**What you need to do**
Write out the listing below again, precisely as it is given.

A run of records:
★ ★ ★ ★ ★ ★ ★

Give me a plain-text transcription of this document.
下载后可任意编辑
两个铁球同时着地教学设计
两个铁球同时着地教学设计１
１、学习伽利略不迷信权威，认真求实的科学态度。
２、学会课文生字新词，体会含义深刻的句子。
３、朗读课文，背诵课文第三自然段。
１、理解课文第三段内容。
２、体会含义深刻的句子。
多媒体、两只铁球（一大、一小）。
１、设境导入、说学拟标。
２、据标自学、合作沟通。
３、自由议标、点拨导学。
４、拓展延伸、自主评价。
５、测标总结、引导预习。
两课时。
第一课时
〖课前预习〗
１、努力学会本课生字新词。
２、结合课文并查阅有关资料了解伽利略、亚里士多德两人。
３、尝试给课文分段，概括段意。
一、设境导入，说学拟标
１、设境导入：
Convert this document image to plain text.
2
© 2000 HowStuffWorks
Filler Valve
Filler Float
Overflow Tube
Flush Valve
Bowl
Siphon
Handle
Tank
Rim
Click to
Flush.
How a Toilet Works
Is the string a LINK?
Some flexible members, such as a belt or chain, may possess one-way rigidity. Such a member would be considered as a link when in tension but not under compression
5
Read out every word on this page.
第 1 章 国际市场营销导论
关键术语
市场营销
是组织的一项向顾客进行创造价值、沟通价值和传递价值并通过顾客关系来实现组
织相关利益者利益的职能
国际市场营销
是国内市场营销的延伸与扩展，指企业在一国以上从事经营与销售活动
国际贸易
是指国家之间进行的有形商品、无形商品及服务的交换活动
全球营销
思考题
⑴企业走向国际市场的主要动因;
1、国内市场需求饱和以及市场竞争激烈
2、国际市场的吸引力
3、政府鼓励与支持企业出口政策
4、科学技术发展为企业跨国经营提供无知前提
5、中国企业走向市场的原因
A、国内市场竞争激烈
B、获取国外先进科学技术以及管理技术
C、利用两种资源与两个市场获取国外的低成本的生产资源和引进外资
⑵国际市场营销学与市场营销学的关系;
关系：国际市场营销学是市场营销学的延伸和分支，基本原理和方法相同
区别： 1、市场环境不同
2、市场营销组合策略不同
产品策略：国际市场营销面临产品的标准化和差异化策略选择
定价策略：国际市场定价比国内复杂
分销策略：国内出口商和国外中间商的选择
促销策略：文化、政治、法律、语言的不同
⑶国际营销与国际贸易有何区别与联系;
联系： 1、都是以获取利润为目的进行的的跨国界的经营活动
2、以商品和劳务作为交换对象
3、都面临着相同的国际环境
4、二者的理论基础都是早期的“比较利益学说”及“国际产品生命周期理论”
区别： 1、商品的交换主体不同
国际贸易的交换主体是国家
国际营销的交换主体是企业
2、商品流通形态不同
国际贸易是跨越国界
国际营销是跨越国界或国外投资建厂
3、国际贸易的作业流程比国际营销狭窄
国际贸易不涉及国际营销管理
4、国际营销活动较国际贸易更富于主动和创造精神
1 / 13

★ ★ ★ ★ ★ ★ ★

**Task output**
Give me a plain-text transcription of this document.
下载后可任意编辑
两个铁球同时着地教学设计
两个铁球同时着地教学设计１
１、学习伽利略不迷信权威，认真求实的科学态度。
２、学会课文生字新词，体会含义深刻的句子。
３、朗读课文，背诵课文第三自然段。
１、理解课文第三段内容。
２、体会含义深刻的句子。
多媒体、两只铁球（一大、一小）。
１、设境导入、说学拟标。
２、据标自学、合作沟通。
３、自由议标、点拨导学。
４、拓展延伸、自主评价。
５、测标总结、引导预习。
两课时。
第一课时
〖课前预习〗
１、努力学会本课生字新词。
２、结合课文并查阅有关资料了解伽利略、亚里士多德两人。
３、尝试给课文分段，概括段意。
一、设境导入，说学拟标
１、设境导入：
Convert this document image to plain text.
2
© 2000 HowStuffWorks
Filler Valve
Filler Float
Overflow Tube
Flush Valve
Bowl
Siphon
Handle
Tank
Rim
Click to
Flush.
How a Toilet Works
Is the string a LINK?
Some flexible members, such as a belt or chain, may possess one-way rigidity. Such a member would be considered as a link when in tension but not under compression
5
Read out every word on this page.
第 1 章 国际市场营销导论
关键术语
市场营销
是组织的一项向顾客进行创造价值、沟通价值和传递价值并通过顾客关系来实现组
织相关利益者利益的职能
国际市场营销
是国内市场营销的延伸与扩展，指企业在一国以上从事经营与销售活动
国际贸易
是指国家之间进行的有形商品、无形商品及服务的交换活动
全球营销
思考题
⑴企业走向国际市场的主要动因;
1、国内市场需求饱和以及市场竞争激烈
2、国际市场的吸引力
3、政府鼓励与支持企业出口政策
4、科学技术发展为企业跨国经营提供无知前提
5、中国企业走向市场的原因
A、国内市场竞争激烈
B、获取国外先进科学技术以及管理技术
C、利用两种资源与两个市场获取国外的低成本的生产资源和引进外资
⑵国际市场营销学与市场营销学的关系;
关系：国际市场营销学是市场营销学的延伸和分支，基本原理和方法相同
区别： 1、市场环境不同
2、市场营销组合策略不同
产品策略：国际市场营销面临产品的标准化和差异化策略选择
定价策略：国际市场定价比国内复杂
分销策略：国内出口商和国外中间商的选择
促销策略：文化、政治、法律、语言的不同
⑶国际营销与国际贸易有何区别与联系;
联系： 1、都是以获取利润为目的进行的的跨国界的经营活动
2、以商品和劳务作为交换对象
3、都面临着相同的国际环境
4、二者的理论基础都是早期的“比较利益学说”及“国际产品生命周期理论”
区别： 1、商品的交换主体不同
国际贸易的交换主体是国家
国际营销的交换主体是企业
2、商品流通形态不同
国际贸易是跨越国界
国际营销是跨越国界或国外投资建厂
3、国际贸易的作业流程比国际营销狭窄
国际贸易不涉及国际营销管理
4、国际营销活动较国际贸易更富于主动和创造精神
1 / 13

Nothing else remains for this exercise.